_TASK OBJECTIVE_
Check every line below for the word "Rouen" and copy each one that has it.

_INPUT DATA_
++++++++

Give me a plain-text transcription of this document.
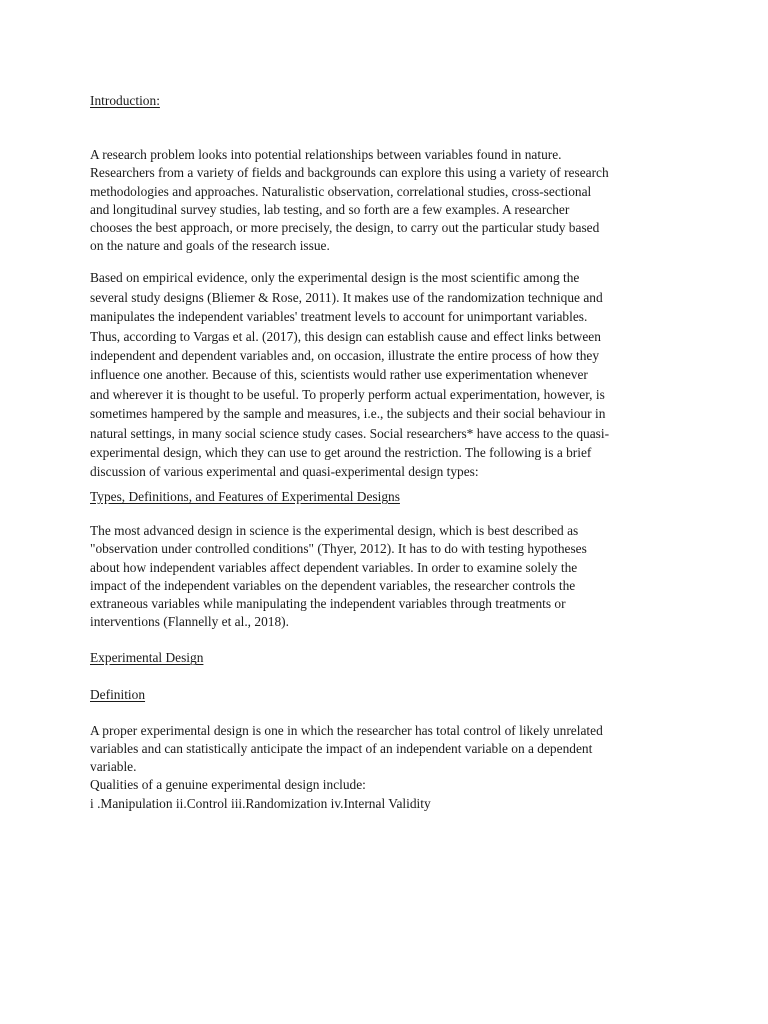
Introduction:

A research problem looks into potential relationships between variables found in nature.
Researchers from a variety of fields and backgrounds can explore this using a variety of research
methodologies and approaches. Naturalistic observation, correlational studies, cross-sectional
and longitudinal survey studies, lab testing, and so forth are a few examples. A researcher
chooses the best approach, or more precisely, the design, to carry out the particular study based
on the nature and goals of the research issue.

Based on empirical evidence, only the experimental design is the most scientific among the
several study designs (Bliemer & Rose, 2011). It makes use of the randomization technique and
manipulates the independent variables' treatment levels to account for unimportant variables.
Thus, according to Vargas et al. (2017), this design can establish cause and effect links between
independent and dependent variables and, on occasion, illustrate the entire process of how they
influence one another. Because of this, scientists would rather use experimentation whenever
and wherever it is thought to be useful. To properly perform actual experimentation, however, is
sometimes hampered by the sample and measures, i.e., the subjects and their social behaviour in
natural settings, in many social science study cases. Social researchers* have access to the quasi-
experimental design, which they can use to get around the restriction. The following is a brief
discussion of various experimental and quasi-experimental design types:

Types, Definitions, and Features of Experimental Designs

The most advanced design in science is the experimental design, which is best described as
"observation under controlled conditions" (Thyer, 2012). It has to do with testing hypotheses
about how independent variables affect dependent variables. In order to examine solely the
impact of the independent variables on the dependent variables, the researcher controls the
extraneous variables while manipulating the independent variables through treatments or
interventions (Flannelly et al., 2018).

Experimental Design

Definition

A proper experimental design is one in which the researcher has total control of likely unrelated
variables and can statistically anticipate the impact of an independent variable on a dependent
variable.
Qualities of a genuine experimental design include:
i .Manipulation ii.Control iii.Randomization iv.Internal Validity
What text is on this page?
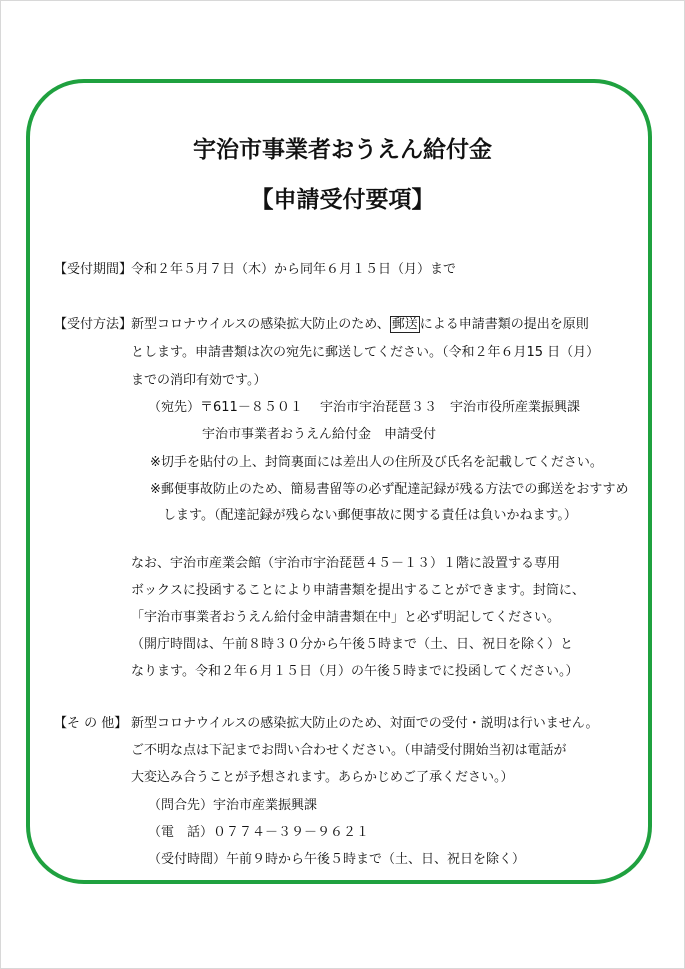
宇治市事業者おうえん給付金
【申請受付要項】
【受付期間】
令和２年５月７日（木）から同年６月１５日（月）まで
【受付方法】
新型コロナウイルスの感染拡大防止のため、 郵送 による申請書類の提出を原則
とします。申請書類は次の宛先に郵送してください。（令和２年６月15 日（月）
までの消印有効です。）
（宛先）〒611－８５０１　 宇治市宇治琵琶３３　宇治市役所産業振興課
宇治市事業者おうえん給付金　申請受付
※切手を貼付の上、封筒裏面には差出人の住所及び氏名を記載してください。
※郵便事故防止のため、簡易書留等の必ず配達記録が残る方法での郵送をおすすめ
します。（配達記録が残らない郵便事故に関する責任は負いかねます。）
なお、宇治市産業会館（宇治市宇治琵琶４５－１３）１階に設置する専用
ボックスに投函することにより申請書類を提出することができます。封筒に、
「宇治市事業者おうえん給付金申請書類在中」と必ず明記してください。
（開庁時間は、午前８時３０分から午後５時まで（土、日、祝日を除く）と
なります。令和２年６月１５日（月）の午後５時までに投函してください。）
【そ の 他】 新型コロナウイルスの感染拡大防止のため、対面での受付・説明は行いません。
ご不明な点は下記までお問い合わせください。（申請受付開始当初は電話が
大変込み合うことが予想されます。あらかじめご了承ください。）
（問合先）宇治市産業振興課
（電　話）０７７４－３９－９６２１
（受付時間）午前９時から午後５時まで（土、日、祝日を除く）
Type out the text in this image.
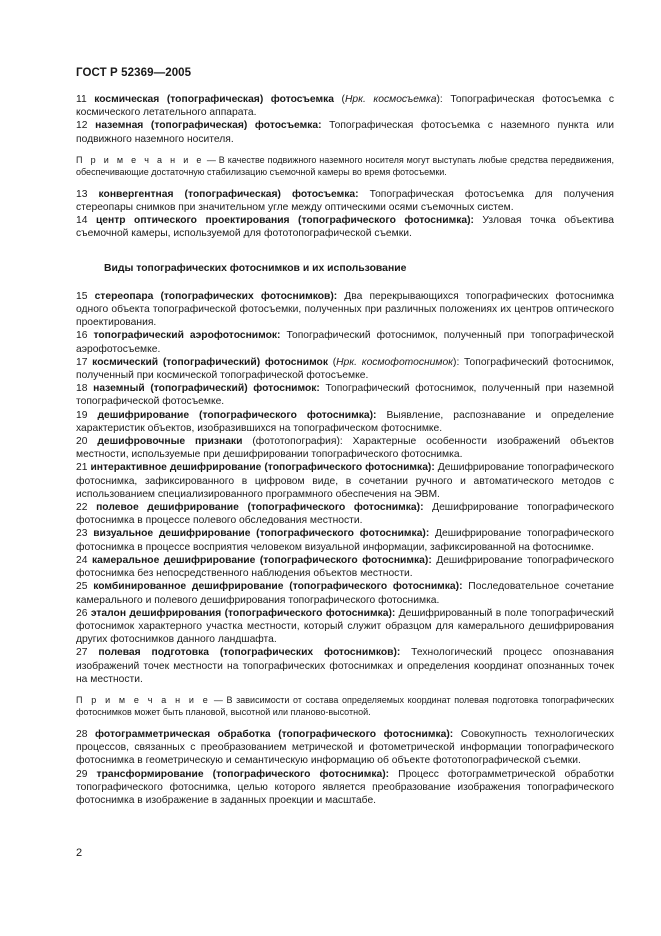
ГОСТ Р 52369—2005

11 космическая (топографическая) фотосъемка (Нрк. космосъемка): Топографическая фотосъемка с космического летательного аппарата.

12 наземная (топографическая) фотосъемка: Топографическая фотосъемка с наземного пункта или подвижного наземного носителя.

П р и м е ч а н и е — В качестве подвижного наземного носителя могут выступать любые средства передвижения, обеспечивающие достаточную стабилизацию съемочной камеры во время фотосъемки.

13 конвергентная (топографическая) фотосъемка: Топографическая фотосъемка для получения стереопары снимков при значительном угле между оптическими осями съемочных систем.

14 центр оптического проектирования (топографического фотоснимка): Узловая точка объектива съемочной камеры, используемой для фототопографической съемки.

Виды топографических фотоснимков и их использование

15 стереопара (топографических фотоснимков): Два перекрывающихся топографических фотоснимка одного объекта топографической фотосъемки, полученных при различных положениях их центров оптического проектирования.

16 топографический аэрофотоснимок: Топографический фотоснимок, полученный при топографической аэрофотосъемке.

17 космический (топографический) фотоснимок (Нрк. космофотоснимок): Топографический фотоснимок, полученный при космической топографической фотосъемке.

18 наземный (топографический) фотоснимок: Топографический фотоснимок, полученный при наземной топографической фотосъемке.

19 дешифрирование (топографического фотоснимка): Выявление, распознавание и определение характеристик объектов, изобразившихся на топографическом фотоснимке.

20 дешифровочные признаки (фототопография): Характерные особенности изображений объектов местности, используемые при дешифрировании топографического фотоснимка.

21 интерактивное дешифрирование (топографического фотоснимка): Дешифрирование топографического фотоснимка, зафиксированного в цифровом виде, в сочетании ручного и автоматического методов с использованием специализированного программного обеспечения на ЭВМ.

22 полевое дешифрирование (топографического фотоснимка): Дешифрирование топографического фотоснимка в процессе полевого обследования местности.

23 визуальное дешифрирование (топографического фотоснимка): Дешифрирование топографического фотоснимка в процессе восприятия человеком визуальной информации, зафиксированной на фотоснимке.

24 камеральное дешифрирование (топографического фотоснимка): Дешифрирование топографического фотоснимка без непосредственного наблюдения объектов местности.

25 комбинированное дешифрирование (топографического фотоснимка): Последовательное сочетание камерального и полевого дешифрирования топографического фотоснимка.

26 эталон дешифрирования (топографического фотоснимка): Дешифрированный в поле топографический фотоснимок характерного участка местности, который служит образцом для камерального дешифрирования других фотоснимков данного ландшафта.

27 полевая подготовка (топографических фотоснимков): Технологический процесс опознавания изображений точек местности на топографических фотоснимках и определения координат опознанных точек на местности.

П р и м е ч а н и е — В зависимости от состава определяемых координат полевая подготовка топографических фотоснимков может быть плановой, высотной или планово-высотной.

28 фотограмметрическая обработка (топографического фотоснимка): Совокупность технологических процессов, связанных с преобразованием метрической и фотометрической информации топографического фотоснимка в геометрическую и семантическую информацию об объекте фототопографической съемки.

29 трансформирование (топографического фотоснимка): Процесс фотограмметрической обработки топографического фотоснимка, целью которого является преобразование изображения топографического фотоснимка в изображение в заданных проекции и масштабе.

2
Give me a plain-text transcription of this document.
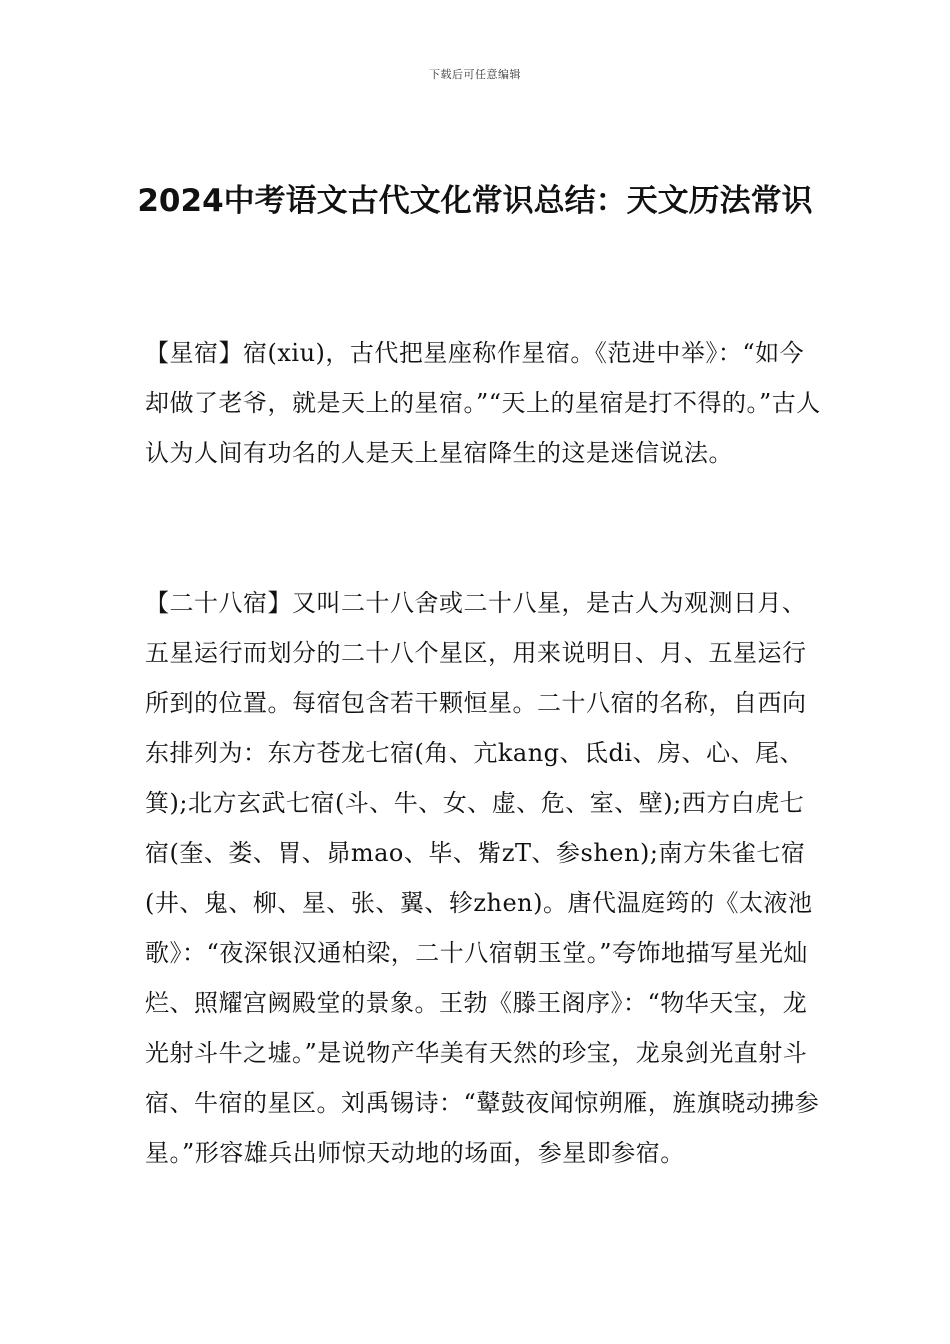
下载后可任意编辑
2024中考语文古代文化常识总结：天文历法常识

【星宿】宿(xiu)，古代把星座称作星宿。《范进中举》：“如今却做了老爷，就是天上的星宿。”“天上的星宿是打不得的。”古人认为人间有功名的人是天上星宿降生的这是迷信说法。

【二十八宿】又叫二十八舍或二十八星，是古人为观测日月、五星运行而划分的二十八个星区，用来说明日、月、五星运行所到的位置。每宿包含若干颗恒星。二十八宿的名称，自西向东排列为：东方苍龙七宿(角、亢kang、氐di、房、心、尾、箕);北方玄武七宿(斗、牛、女、虚、危、室、壁);西方白虎七宿(奎、娄、胃、昴mao、毕、觜zT、参shen);南方朱雀七宿(井、鬼、柳、星、张、翼、轸zhen)。唐代温庭筠的《太液池歌》：“夜深银汉通柏梁，二十八宿朝玉堂。”夸饰地描写星光灿烂、照耀宫阙殿堂的景象。王勃《滕王阁序》：“物华天宝，龙光射斗牛之墟。”是说物产华美有天然的珍宝，龙泉剑光直射斗宿、牛宿的星区。刘禹锡诗：“鼙鼓夜闻惊朔雁，旌旗晓动拂参星。”形容雄兵出师惊天动地的场面，参星即参宿。
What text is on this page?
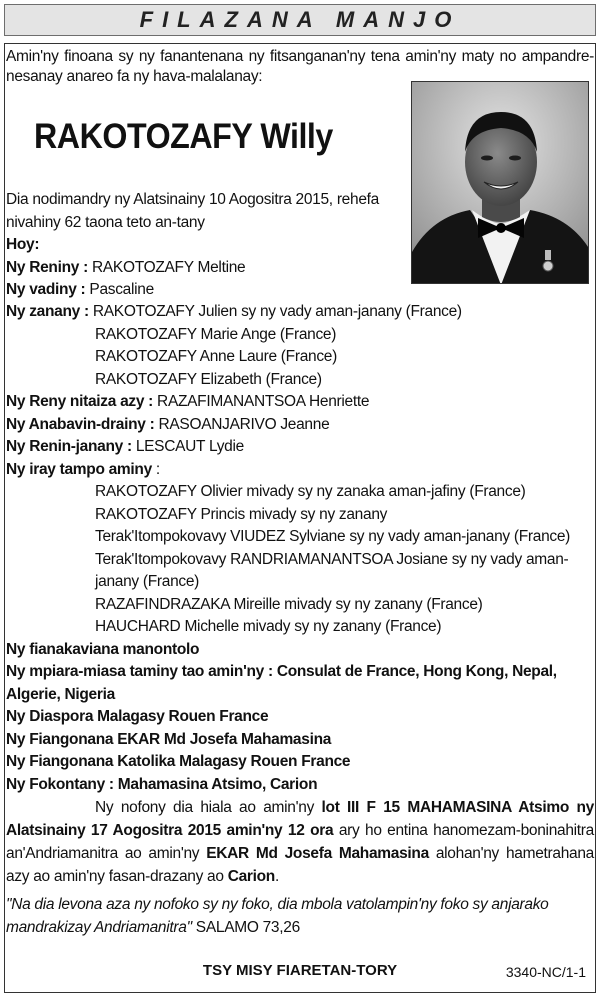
FILAZANA MANJO
Amin'ny finoana sy ny fanantenana ny fitsanganan'ny tena amin'ny maty no ampandre-nesanay anareo fa ny hava-malalanay:
RAKOTOZAFY Willy
Dia nodimandry ny Alatsinainy 10 Aogositra 2015, rehefa
nivahiny 62 taona teto an-tany
Hoy:
Ny Reniny : RAKOTOZAFY Meltine
Ny vadiny : Pascaline
Ny zanany : RAKOTOZAFY Julien sy ny vady aman-janany (France)
RAKOTOZAFY Marie Ange (France)
RAKOTOZAFY Anne Laure (France)
RAKOTOZAFY Elizabeth (France)
Ny Reny nitaiza azy : RAZAFIMANANTSOA Henriette
Ny Anabavin-drainy : RASOANJARIVO Jeanne
Ny Renin-janany : LESCAUT Lydie
Ny iray tampo aminy :
RAKOTOZAFY Olivier mivady sy ny zanaka aman-jafiny (France)
RAKOTOZAFY Princis mivady sy ny zanany
Terak'Itompokovavy VIUDEZ Sylviane sy ny vady aman-janany (France)
Terak'Itompokovavy RANDRIAMANANTSOA Josiane sy ny vady aman-
janany (France)
RAZAFINDRAZAKA Mireille mivady sy ny zanany (France)
HAUCHARD Michelle mivady sy ny zanany (France)
Ny fianakaviana manontolo
Ny mpiara-miasa taminy tao amin'ny : Consulat de France, Hong Kong, Nepal,
Algerie, Nigeria
Ny Diaspora Malagasy Rouen France
Ny Fiangonana EKAR Md Josefa Mahamasina
Ny Fiangonana Katolika Malagasy Rouen France
Ny Fokontany : Mahamasina Atsimo, Carion
Ny nofony dia hiala ao amin'ny lot III F 15 MAHAMASINA Atsimo ny Alatsinainy 17 Aogositra 2015 amin'ny 12 ora ary ho entina hanomezam-boninahitra an'Andriamanitra ao amin'ny EKAR Md Josefa Mahamasina alohan'ny hametrahana azy ao amin'ny fasan-drazany ao Carion.
"Na dia levona aza ny nofoko sy ny foko, dia mbola vatolampin'ny foko sy anjarako mandrakizay Andriamanitra" SALAMO 73,26
TSY MISY FIARETAN-TORY	3340-NC/1-1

++++++++

_RIGHT ANSWER_
Ny Diaspora Malagasy Rouen France
Ny Fiangonana Katolika Malagasy Rouen France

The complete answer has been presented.